* Document segment *
"""

PBOC Fix Lifts Yuan, Risk, Dollar, Stocks, Yields Stabilise

Summary: China’s central bank, the PBOC, took steps yesterday to strengthen the Yuan after it weakened through the psychological 7 per Dollar level. The People’s Bank of China fixed the official daily reference to 6.9683, below the key 7 rate. The Dollar had rocketed against the Chinese currency to a 7.1390, its highest since 2008, on worsening trade relations with the US. Which sparked widespread risk aversion and a spike in currency volatility. Traditional havens, the Yen and Swiss Franc soared while the Australian Dollar, Risk and Emerging Market currencies (Russian Rouble, SA Rand) tumbled. The stronger Chinese Yuan saw a reversal of most of yesterday’s moves. USD/JPY reversed higher, finishing at 106.47 (106.05 yesterday) while USD/CHF was up 0.41% to 0.9765. The Dollar Index (USD/DXY) lifted to 97.571 from 97.380 while the Euro slipped 0.37% to 1.1205 (1.1225). The Australian Dollarsteadied to 0.6760 (0.6758). Sterling edged up to 1.2167 (1.2140). The New Zealand Dollar dipped to 0.6525 (0.6535) ahead of today’s RBNZ policy meeting where the Kiwi central bank is widely expected to trim its Overnight Cash Rate by 0.25%.

Forex Factory - Australian Trade Balance - 07 August 2019
Forex Factory – Australian Trade Balance – 07 August 2019

The rise in risk appetite lifted Wall Street. The DOW gained 1.6% to 25,972 (25,540). The S&P 500 finished 1.83% higher at 2.877. (2,825). US Treasury yields steadied with the benchmark 10-year rate at 7.0 % after it briefly broke through to 1.67%, its lowest since late 2016.
Brent Crude Oil prices slid 1.96% to US$ 58.55 on the ongoing trade tensions.
The RBA kept interest rates on hold as expected. Traders see another RBA rate cut at year-end.

"""

* Stored data *

"""

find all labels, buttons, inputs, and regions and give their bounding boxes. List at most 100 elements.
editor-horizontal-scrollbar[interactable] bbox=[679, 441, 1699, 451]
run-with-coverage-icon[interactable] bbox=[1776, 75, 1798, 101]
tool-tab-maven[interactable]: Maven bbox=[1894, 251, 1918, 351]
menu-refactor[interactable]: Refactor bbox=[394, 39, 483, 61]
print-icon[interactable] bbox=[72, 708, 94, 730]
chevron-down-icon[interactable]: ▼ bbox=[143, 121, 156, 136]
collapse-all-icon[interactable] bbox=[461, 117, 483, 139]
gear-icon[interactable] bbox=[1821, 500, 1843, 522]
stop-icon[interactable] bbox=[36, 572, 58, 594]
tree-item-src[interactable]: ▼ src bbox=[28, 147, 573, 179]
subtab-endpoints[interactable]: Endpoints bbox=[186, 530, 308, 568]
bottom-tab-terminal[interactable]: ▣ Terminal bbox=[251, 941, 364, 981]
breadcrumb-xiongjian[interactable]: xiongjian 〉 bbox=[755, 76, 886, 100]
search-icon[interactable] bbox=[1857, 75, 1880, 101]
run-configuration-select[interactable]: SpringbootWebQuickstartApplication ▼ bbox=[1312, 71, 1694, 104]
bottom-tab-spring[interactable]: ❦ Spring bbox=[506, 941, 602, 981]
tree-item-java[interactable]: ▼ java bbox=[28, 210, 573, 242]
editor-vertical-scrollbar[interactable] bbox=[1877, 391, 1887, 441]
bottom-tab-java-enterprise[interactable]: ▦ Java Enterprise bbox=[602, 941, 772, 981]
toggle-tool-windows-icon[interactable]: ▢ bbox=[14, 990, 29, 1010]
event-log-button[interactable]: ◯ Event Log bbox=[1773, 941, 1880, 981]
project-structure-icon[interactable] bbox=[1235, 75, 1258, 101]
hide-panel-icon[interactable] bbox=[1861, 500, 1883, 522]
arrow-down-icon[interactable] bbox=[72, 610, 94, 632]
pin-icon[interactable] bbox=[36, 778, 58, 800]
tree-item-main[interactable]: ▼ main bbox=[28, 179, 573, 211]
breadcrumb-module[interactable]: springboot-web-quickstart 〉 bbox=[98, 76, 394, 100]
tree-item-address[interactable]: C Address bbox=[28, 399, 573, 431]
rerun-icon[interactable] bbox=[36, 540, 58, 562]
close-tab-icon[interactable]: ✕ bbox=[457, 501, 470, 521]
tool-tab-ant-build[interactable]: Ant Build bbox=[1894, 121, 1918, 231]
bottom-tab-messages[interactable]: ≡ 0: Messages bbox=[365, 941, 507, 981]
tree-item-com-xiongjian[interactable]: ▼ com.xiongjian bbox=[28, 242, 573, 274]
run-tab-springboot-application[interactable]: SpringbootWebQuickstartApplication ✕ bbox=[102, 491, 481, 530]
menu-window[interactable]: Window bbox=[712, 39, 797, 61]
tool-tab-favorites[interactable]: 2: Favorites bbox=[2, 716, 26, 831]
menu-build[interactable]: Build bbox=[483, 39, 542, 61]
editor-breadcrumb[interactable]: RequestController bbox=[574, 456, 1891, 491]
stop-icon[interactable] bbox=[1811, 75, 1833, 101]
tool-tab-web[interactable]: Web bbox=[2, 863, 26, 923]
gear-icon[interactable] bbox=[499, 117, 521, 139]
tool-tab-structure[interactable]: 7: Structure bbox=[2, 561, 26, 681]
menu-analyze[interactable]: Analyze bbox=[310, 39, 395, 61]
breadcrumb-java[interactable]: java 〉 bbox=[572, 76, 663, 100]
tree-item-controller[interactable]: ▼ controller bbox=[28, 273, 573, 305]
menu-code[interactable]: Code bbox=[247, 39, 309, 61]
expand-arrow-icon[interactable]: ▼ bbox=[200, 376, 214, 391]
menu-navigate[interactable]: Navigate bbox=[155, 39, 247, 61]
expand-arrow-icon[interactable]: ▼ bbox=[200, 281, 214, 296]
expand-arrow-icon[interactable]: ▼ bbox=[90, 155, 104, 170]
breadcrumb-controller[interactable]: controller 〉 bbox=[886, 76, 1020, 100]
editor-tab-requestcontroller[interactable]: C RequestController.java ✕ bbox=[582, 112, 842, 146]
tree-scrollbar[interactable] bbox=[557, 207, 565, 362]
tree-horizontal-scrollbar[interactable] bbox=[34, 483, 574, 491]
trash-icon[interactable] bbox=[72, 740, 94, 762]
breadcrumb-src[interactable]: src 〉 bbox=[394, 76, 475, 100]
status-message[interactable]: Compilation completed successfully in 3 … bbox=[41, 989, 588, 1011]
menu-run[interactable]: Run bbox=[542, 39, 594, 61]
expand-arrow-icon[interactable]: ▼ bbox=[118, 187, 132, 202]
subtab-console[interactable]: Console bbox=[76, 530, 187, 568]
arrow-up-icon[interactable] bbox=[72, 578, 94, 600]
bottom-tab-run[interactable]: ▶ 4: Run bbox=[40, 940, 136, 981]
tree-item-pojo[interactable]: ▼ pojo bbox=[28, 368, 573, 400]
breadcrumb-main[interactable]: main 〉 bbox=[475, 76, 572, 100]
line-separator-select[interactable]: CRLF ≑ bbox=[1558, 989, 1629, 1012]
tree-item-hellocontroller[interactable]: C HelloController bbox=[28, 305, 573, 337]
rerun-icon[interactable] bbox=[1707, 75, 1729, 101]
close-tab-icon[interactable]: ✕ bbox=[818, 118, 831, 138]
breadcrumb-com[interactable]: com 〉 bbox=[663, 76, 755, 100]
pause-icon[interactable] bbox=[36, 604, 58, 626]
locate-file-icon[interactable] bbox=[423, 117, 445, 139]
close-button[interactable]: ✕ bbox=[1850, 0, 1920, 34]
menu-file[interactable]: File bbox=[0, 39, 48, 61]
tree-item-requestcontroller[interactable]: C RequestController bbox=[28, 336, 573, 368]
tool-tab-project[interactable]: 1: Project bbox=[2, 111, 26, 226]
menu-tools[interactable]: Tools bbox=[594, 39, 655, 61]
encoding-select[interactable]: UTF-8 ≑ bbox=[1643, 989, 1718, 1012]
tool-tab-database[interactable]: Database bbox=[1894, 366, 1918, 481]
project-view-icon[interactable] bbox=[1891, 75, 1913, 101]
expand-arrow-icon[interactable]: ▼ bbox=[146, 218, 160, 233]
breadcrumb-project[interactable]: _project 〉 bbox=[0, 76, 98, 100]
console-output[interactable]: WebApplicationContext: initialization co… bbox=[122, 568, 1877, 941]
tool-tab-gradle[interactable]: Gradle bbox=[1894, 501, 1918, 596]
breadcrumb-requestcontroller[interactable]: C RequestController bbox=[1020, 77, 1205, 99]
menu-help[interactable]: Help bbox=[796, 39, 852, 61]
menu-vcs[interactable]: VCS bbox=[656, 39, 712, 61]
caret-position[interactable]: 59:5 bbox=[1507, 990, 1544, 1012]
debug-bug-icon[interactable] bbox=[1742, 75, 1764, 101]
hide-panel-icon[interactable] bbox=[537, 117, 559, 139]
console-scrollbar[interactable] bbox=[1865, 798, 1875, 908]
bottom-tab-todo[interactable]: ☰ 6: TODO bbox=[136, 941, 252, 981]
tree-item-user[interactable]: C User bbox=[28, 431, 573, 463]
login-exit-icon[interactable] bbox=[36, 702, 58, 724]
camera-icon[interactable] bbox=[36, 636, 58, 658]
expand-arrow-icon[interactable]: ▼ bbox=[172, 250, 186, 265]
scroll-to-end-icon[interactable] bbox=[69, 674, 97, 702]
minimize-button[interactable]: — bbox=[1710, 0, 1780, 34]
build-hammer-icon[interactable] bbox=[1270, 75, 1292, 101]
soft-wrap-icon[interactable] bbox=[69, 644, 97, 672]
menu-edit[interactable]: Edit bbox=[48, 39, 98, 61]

"""

* Directions *
(A) According to the market summary, at what level did the People's Bank of China fix the official daily reference rate for the Yuan?
(B) Reproduce the listing's lines from its first line up to and including the line that contains "stop-icon[interactable] bbox=[36, 572, 58, 594]".
The market summary and the listing have no connection to each other.

* Task-by-task outputs *
(A) 6.9683

(B)
find all labels, buttons, inputs, and regions and give their bounding boxes. List at most 100 elements.
editor-horizontal-scrollbar[interactable] bbox=[679, 441, 1699, 451]
run-with-coverage-icon[interactable] bbox=[1776, 75, 1798, 101]
tool-tab-maven[interactable]: Maven bbox=[1894, 251, 1918, 351]
menu-refactor[interactable]: Refactor bbox=[394, 39, 483, 61]
print-icon[interactable] bbox=[72, 708, 94, 730]
chevron-down-icon[interactable]: ▼ bbox=[143, 121, 156, 136]
collapse-all-icon[interactable] bbox=[461, 117, 483, 139]
gear-icon[interactable] bbox=[1821, 500, 1843, 522]
stop-icon[interactable] bbox=[36, 572, 58, 594]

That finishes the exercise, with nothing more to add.